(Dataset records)
— start —

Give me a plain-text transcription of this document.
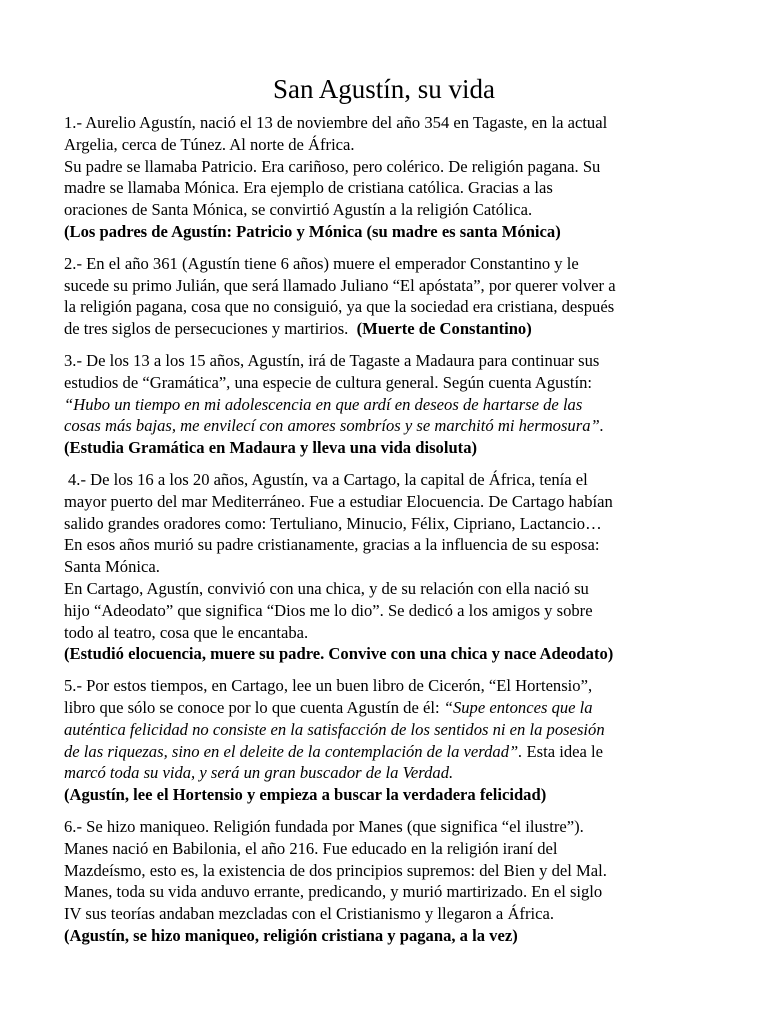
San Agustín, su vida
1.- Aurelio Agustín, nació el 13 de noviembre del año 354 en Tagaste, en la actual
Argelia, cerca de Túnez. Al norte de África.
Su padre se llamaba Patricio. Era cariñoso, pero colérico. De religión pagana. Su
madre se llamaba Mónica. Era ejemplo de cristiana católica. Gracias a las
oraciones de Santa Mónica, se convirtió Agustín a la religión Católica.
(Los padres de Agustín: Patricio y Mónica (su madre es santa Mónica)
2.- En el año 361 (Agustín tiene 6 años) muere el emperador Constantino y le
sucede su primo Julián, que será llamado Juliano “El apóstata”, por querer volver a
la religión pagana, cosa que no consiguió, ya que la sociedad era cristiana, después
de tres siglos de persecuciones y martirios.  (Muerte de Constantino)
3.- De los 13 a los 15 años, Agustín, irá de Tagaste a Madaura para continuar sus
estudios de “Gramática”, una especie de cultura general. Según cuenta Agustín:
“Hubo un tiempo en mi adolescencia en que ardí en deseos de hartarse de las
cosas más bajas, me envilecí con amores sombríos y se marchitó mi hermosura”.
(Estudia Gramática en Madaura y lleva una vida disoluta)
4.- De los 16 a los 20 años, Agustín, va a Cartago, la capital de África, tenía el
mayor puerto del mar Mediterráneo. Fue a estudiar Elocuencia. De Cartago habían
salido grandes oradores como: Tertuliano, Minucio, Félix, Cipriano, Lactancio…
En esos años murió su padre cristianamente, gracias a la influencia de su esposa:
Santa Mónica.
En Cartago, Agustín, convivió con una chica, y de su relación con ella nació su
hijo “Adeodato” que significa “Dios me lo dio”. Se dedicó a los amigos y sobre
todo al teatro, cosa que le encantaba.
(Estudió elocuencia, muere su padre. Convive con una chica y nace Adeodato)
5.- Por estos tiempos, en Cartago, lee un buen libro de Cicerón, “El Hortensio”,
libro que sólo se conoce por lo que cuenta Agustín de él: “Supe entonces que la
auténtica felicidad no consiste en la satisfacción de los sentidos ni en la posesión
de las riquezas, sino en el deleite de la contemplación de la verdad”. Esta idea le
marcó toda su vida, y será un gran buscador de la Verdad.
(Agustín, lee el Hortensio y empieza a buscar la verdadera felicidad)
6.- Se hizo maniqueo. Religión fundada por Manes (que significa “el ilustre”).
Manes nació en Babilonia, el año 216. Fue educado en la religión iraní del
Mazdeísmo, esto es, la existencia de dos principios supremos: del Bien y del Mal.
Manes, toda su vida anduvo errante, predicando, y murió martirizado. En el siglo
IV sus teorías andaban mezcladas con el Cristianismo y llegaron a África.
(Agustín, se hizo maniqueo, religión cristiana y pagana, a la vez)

— end —

**Written exercise**
Where does the word "toda" appear in the listing? List each line that holds it.

**Solution below**
marcó toda su vida, y será un gran buscador de la Verdad.
Manes, toda su vida anduvo errante, predicando, y murió martirizado. En el siglo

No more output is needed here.